Task requirements.
Find the number of lines below in which the word "text" appears, and write that number only.

Records provided.
▬▬▬▬▬▬▬▬▬▬
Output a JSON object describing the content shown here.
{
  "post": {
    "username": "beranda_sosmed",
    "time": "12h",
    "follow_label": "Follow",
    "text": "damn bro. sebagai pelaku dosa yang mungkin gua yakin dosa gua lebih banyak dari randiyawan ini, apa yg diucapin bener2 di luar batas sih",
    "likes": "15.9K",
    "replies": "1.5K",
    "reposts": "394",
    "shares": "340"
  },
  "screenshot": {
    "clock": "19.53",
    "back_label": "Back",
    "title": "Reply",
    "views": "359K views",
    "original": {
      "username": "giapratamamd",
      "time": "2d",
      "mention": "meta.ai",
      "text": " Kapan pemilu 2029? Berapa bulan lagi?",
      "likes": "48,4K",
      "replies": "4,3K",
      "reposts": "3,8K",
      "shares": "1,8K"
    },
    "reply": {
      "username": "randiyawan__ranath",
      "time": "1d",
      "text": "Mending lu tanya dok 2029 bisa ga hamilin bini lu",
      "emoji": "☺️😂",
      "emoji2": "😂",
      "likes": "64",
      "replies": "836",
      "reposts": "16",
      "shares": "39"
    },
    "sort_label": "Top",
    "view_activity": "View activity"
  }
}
▬▬▬▬▬▬▬▬▬▬
Task answer.
3